>> Start

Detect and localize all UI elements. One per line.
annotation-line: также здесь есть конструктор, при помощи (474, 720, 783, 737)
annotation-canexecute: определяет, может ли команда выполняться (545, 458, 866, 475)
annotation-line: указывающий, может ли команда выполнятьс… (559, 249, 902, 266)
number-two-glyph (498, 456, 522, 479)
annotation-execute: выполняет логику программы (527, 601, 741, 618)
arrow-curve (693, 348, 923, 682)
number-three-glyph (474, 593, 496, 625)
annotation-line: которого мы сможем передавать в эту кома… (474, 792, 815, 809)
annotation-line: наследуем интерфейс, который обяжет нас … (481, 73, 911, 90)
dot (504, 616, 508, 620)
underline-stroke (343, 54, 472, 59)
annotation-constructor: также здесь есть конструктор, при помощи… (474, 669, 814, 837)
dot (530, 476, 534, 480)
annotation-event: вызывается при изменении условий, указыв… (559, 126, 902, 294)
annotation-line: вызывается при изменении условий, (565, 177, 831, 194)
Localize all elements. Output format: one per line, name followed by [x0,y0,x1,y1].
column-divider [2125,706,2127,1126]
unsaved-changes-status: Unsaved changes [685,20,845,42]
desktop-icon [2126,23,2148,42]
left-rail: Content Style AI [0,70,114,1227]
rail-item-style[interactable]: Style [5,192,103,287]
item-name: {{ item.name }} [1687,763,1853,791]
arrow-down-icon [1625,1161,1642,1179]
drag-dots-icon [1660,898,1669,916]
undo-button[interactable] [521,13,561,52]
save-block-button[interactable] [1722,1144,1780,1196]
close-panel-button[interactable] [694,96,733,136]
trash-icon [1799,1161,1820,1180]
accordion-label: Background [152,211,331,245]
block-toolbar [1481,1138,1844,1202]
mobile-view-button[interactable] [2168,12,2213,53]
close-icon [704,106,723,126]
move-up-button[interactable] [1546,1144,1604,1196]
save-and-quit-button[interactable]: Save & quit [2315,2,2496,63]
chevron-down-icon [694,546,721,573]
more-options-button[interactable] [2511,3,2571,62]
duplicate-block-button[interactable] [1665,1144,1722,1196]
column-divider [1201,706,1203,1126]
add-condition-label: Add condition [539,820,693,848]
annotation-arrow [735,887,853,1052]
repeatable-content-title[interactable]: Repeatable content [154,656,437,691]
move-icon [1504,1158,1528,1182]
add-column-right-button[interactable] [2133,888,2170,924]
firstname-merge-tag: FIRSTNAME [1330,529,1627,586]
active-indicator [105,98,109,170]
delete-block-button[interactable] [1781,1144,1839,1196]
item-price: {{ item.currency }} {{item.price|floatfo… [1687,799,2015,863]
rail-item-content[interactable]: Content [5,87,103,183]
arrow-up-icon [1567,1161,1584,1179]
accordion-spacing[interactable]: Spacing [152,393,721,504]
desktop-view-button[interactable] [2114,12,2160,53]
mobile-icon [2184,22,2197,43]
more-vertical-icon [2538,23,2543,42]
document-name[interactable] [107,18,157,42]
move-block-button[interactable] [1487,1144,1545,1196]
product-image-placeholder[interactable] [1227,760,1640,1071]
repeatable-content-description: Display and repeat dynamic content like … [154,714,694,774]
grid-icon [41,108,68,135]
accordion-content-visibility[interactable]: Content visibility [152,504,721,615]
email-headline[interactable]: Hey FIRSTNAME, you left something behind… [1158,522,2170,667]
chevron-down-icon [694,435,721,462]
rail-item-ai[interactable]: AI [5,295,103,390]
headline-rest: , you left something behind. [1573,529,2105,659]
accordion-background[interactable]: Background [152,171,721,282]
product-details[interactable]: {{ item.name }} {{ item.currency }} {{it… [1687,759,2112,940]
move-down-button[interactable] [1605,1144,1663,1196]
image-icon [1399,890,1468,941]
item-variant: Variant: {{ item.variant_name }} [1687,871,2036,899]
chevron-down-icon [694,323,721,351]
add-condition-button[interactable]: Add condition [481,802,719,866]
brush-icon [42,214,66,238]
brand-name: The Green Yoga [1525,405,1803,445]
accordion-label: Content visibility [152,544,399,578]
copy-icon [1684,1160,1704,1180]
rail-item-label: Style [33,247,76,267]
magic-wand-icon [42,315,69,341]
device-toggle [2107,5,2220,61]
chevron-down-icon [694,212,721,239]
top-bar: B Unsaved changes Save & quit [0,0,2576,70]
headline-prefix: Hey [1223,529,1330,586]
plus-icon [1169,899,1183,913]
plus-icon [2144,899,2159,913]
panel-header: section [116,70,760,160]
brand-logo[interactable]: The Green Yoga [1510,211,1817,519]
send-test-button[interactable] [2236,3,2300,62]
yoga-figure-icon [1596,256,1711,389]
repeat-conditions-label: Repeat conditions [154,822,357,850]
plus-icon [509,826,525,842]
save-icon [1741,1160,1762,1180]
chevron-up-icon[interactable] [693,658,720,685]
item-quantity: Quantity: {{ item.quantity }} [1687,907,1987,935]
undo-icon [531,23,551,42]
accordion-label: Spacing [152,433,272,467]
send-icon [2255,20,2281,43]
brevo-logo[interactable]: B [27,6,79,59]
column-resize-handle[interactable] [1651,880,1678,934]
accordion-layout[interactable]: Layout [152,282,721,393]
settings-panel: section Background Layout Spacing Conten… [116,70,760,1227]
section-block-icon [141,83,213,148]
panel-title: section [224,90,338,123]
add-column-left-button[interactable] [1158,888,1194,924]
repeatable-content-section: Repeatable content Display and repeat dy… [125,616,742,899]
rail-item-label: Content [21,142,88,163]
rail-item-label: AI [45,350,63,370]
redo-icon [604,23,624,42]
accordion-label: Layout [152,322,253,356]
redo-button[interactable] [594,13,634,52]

>> End

### Exercise requirements
Edit all of the data above by replacing "column-divider" with "column-separator" wherever it occurs, and leave everything else unchanged.

### Result of the task
Detect and localize all UI elements. One per line.
annotation-line: также здесь есть конструктор, при помощи (474, 720, 783, 737)
annotation-canexecute: определяет, может ли команда выполняться (545, 458, 866, 475)
annotation-line: указывающий, может ли команда выполнятьс… (559, 249, 902, 266)
number-two-glyph (498, 456, 522, 479)
annotation-execute: выполняет логику программы (527, 601, 741, 618)
arrow-curve (693, 348, 923, 682)
number-three-glyph (474, 593, 496, 625)
annotation-line: которого мы сможем передавать в эту кома… (474, 792, 815, 809)
annotation-line: наследуем интерфейс, который обяжет нас … (481, 73, 911, 90)
dot (504, 616, 508, 620)
underline-stroke (343, 54, 472, 59)
annotation-constructor: также здесь есть конструктор, при помощи… (474, 669, 814, 837)
dot (530, 476, 534, 480)
annotation-event: вызывается при изменении условий, указыв… (559, 126, 902, 294)
annotation-line: вызывается при изменении условий, (565, 177, 831, 194)
Localize all elements. Output format: one per line, name followed by [x0,y0,x1,y1].
column-separator [2125,706,2127,1126]
unsaved-changes-status: Unsaved changes [685,20,845,42]
desktop-icon [2126,23,2148,42]
left-rail: Content Style AI [0,70,114,1227]
rail-item-style[interactable]: Style [5,192,103,287]
item-name: {{ item.name }} [1687,763,1853,791]
arrow-down-icon [1625,1161,1642,1179]
drag-dots-icon [1660,898,1669,916]
undo-button[interactable] [521,13,561,52]
save-block-button[interactable] [1722,1144,1780,1196]
close-panel-button[interactable] [694,96,733,136]
trash-icon [1799,1161,1820,1180]
accordion-label: Background [152,211,331,245]
block-toolbar [1481,1138,1844,1202]
mobile-view-button[interactable] [2168,12,2213,53]
close-icon [704,106,723,126]
move-up-button[interactable] [1546,1144,1604,1196]
save-and-quit-button[interactable]: Save & quit [2315,2,2496,63]
chevron-down-icon [694,546,721,573]
more-options-button[interactable] [2511,3,2571,62]
duplicate-block-button[interactable] [1665,1144,1722,1196]
column-separator [1201,706,1203,1126]
add-condition-label: Add condition [539,820,693,848]
annotation-arrow [735,887,853,1052]
repeatable-content-title[interactable]: Repeatable content [154,656,437,691]
move-icon [1504,1158,1528,1182]
add-column-right-button[interactable] [2133,888,2170,924]
firstname-merge-tag: FIRSTNAME [1330,529,1627,586]
active-indicator [105,98,109,170]
delete-block-button[interactable] [1781,1144,1839,1196]
item-price: {{ item.currency }} {{item.price|floatfo… [1687,799,2015,863]
rail-item-content[interactable]: Content [5,87,103,183]
arrow-up-icon [1567,1161,1584,1179]
accordion-spacing[interactable]: Spacing [152,393,721,504]
desktop-view-button[interactable] [2114,12,2160,53]
mobile-icon [2184,22,2197,43]
more-vertical-icon [2538,23,2543,42]
document-name[interactable] [107,18,157,42]
move-block-button[interactable] [1487,1144,1545,1196]
product-image-placeholder[interactable] [1227,760,1640,1071]
repeatable-content-description: Display and repeat dynamic content like … [154,714,694,774]
grid-icon [41,108,68,135]
accordion-content-visibility[interactable]: Content visibility [152,504,721,615]
email-headline[interactable]: Hey FIRSTNAME, you left something behind… [1158,522,2170,667]
chevron-down-icon [694,435,721,462]
rail-item-ai[interactable]: AI [5,295,103,390]
headline-rest: , you left something behind. [1573,529,2105,659]
accordion-background[interactable]: Background [152,171,721,282]
product-details[interactable]: {{ item.name }} {{ item.currency }} {{it… [1687,759,2112,940]
move-down-button[interactable] [1605,1144,1663,1196]
image-icon [1399,890,1468,941]
item-variant: Variant: {{ item.variant_name }} [1687,871,2036,899]
chevron-down-icon [694,323,721,351]
add-condition-button[interactable]: Add condition [481,802,719,866]
brush-icon [42,214,66,238]
brand-name: The Green Yoga [1525,405,1803,445]
accordion-label: Content visibility [152,544,399,578]
copy-icon [1684,1160,1704,1180]
rail-item-label: Style [33,247,76,267]
magic-wand-icon [42,315,69,341]
device-toggle [2107,5,2220,61]
chevron-down-icon [694,212,721,239]
top-bar: B Unsaved changes Save & quit [0,0,2576,70]
headline-prefix: Hey [1223,529,1330,586]
plus-icon [1169,899,1183,913]
plus-icon [2144,899,2159,913]
panel-header: section [116,70,760,160]
brand-logo[interactable]: The Green Yoga [1510,211,1817,519]
send-test-button[interactable] [2236,3,2300,62]
yoga-figure-icon [1596,256,1711,389]
repeat-conditions-label: Repeat conditions [154,822,357,850]
plus-icon [509,826,525,842]
save-icon [1741,1160,1762,1180]
chevron-up-icon[interactable] [693,658,720,685]
item-quantity: Quantity: {{ item.quantity }} [1687,907,1987,935]
undo-icon [531,23,551,42]
accordion-label: Spacing [152,433,272,467]
send-icon [2255,20,2281,43]
brevo-logo[interactable]: B [27,6,79,59]
column-resize-handle[interactable] [1651,880,1678,934]
accordion-layout[interactable]: Layout [152,282,721,393]
settings-panel: section Background Layout Spacing Conten… [116,70,760,1227]
section-block-icon [141,83,213,148]
panel-title: section [224,90,338,123]
add-column-left-button[interactable] [1158,888,1194,924]
repeatable-content-section: Repeatable content Display and repeat dy… [125,616,742,899]
rail-item-label: Content [21,142,88,163]
rail-item-label: AI [45,350,63,370]
redo-icon [604,23,624,42]
accordion-label: Layout [152,322,253,356]
redo-button[interactable] [594,13,634,52]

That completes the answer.